Set problem
Reproduce the listing verbatim.

* Start *

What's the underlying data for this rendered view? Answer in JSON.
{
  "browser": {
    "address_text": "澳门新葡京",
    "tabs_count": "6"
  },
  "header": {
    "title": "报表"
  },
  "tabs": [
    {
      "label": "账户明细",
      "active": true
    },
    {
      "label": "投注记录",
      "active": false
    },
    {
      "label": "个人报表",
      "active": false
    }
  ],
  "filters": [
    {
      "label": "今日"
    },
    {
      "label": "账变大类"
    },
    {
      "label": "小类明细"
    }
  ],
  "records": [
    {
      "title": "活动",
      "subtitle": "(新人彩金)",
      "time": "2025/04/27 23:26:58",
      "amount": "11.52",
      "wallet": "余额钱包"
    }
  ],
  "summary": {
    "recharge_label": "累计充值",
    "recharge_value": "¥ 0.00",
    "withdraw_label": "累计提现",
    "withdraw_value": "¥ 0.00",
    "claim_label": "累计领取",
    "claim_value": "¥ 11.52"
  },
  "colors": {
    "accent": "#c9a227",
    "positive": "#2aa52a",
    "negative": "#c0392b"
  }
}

* End *

Answer to this exercise
What's the underlying data for this rendered view? Answer in JSON.
{
  "browser": {
    "address_text": "澳门新葡京",
    "tabs_count": "6"
  },
  "header": {
    "title": "报表"
  },
  "tabs": [
    {
      "label": "账户明细",
      "active": true
    },
    {
      "label": "投注记录",
      "active": false
    },
    {
      "label": "个人报表",
      "active": false
    }
  ],
  "filters": [
    {
      "label": "今日"
    },
    {
      "label": "账变大类"
    },
    {
      "label": "小类明细"
    }
  ],
  "records": [
    {
      "title": "活动",
      "subtitle": "(新人彩金)",
      "time": "2025/04/27 23:26:58",
      "amount": "11.52",
      "wallet": "余额钱包"
    }
  ],
  "summary": {
    "recharge_label": "累计充值",
    "recharge_value": "¥ 0.00",
    "withdraw_label": "累计提现",
    "withdraw_value": "¥ 0.00",
    "claim_label": "累计领取",
    "claim_value": "¥ 11.52"
  },
  "colors": {
    "accent": "#c9a227",
    "positive": "#2aa52a",
    "negative": "#c0392b"
  }
}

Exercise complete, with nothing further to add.